● THE EXERCISE
Copy out every line that contains the word "innovation".

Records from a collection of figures
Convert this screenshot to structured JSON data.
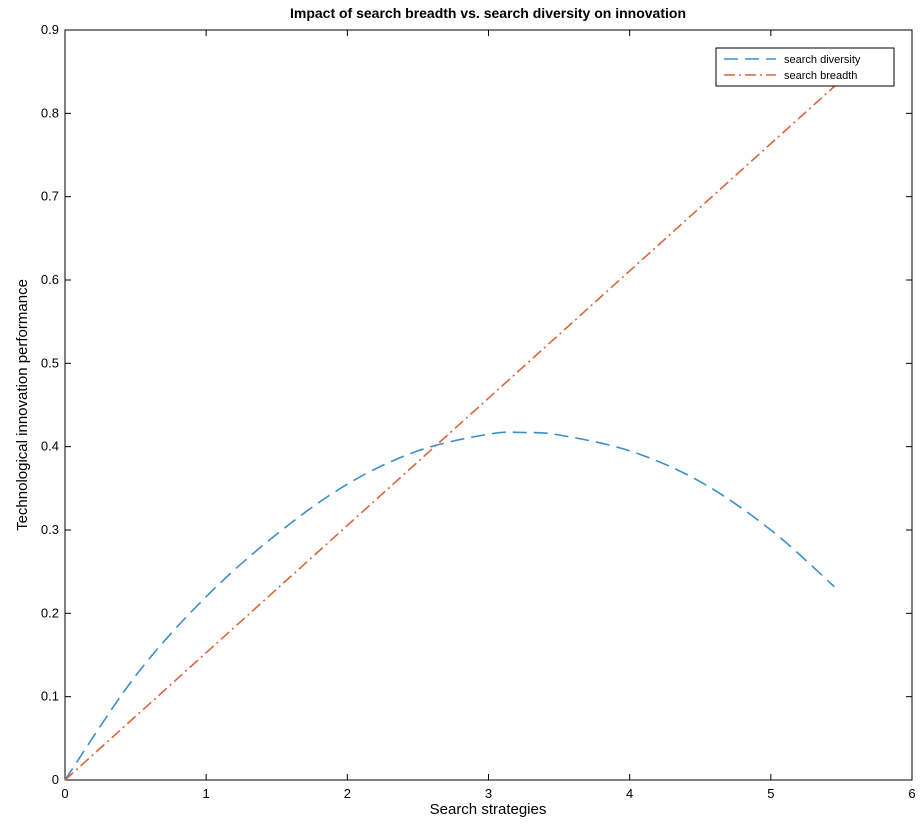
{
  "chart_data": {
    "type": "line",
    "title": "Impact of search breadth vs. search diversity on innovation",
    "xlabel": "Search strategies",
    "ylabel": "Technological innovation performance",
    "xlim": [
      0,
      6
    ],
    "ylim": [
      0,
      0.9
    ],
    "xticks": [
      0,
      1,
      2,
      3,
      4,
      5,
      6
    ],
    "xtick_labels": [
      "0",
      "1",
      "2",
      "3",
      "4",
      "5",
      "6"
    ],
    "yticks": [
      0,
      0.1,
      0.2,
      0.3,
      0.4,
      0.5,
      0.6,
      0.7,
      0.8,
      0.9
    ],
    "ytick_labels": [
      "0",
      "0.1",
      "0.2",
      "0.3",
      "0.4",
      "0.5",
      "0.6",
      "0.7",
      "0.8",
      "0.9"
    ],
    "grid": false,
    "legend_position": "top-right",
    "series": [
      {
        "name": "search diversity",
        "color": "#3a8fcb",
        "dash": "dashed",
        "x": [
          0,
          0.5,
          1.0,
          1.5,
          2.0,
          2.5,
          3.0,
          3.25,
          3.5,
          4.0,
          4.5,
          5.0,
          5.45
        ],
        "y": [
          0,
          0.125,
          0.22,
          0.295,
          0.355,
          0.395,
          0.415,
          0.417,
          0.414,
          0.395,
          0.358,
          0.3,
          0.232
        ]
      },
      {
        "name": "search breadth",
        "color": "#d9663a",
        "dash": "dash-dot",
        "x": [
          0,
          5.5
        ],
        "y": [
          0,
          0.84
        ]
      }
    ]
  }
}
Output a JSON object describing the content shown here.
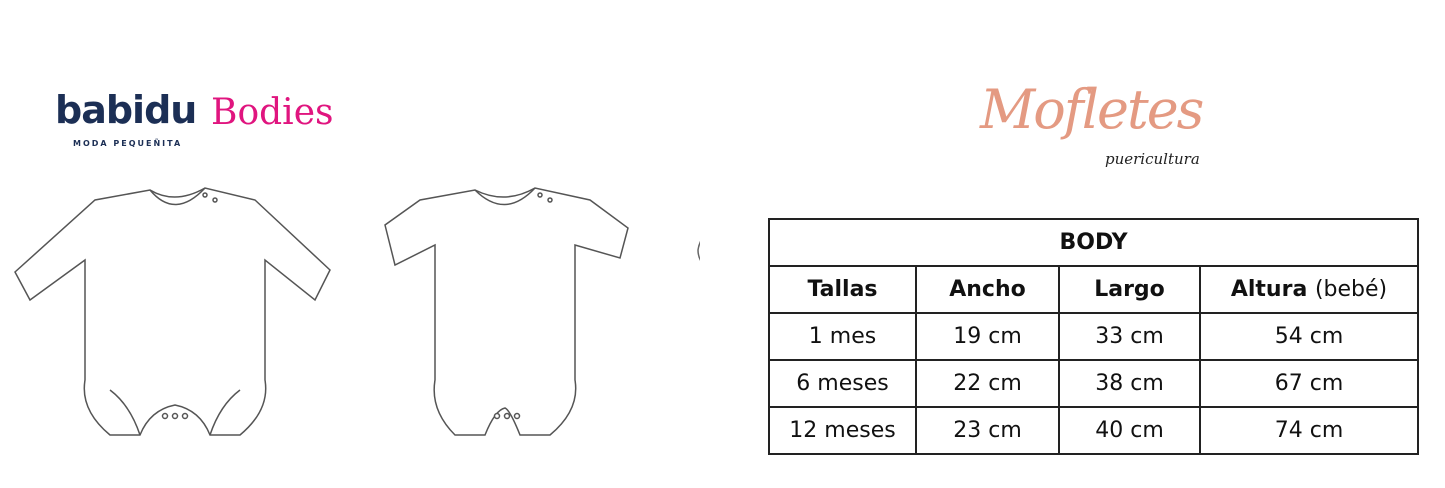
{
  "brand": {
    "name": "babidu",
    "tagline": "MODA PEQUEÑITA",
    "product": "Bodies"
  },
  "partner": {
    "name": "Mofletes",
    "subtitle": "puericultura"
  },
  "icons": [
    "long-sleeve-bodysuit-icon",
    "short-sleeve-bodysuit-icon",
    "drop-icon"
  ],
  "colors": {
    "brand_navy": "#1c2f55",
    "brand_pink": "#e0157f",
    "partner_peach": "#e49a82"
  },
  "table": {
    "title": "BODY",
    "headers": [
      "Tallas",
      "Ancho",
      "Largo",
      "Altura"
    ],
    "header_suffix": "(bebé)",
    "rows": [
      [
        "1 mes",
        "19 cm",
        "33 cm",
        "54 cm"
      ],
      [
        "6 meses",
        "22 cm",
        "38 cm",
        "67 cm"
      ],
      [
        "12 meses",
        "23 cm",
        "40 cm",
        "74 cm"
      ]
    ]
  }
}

● TASK RESPONSE
    "title": "Impact of search breadth vs. search diversity on innovation",
    "ylabel": "Technological innovation performance",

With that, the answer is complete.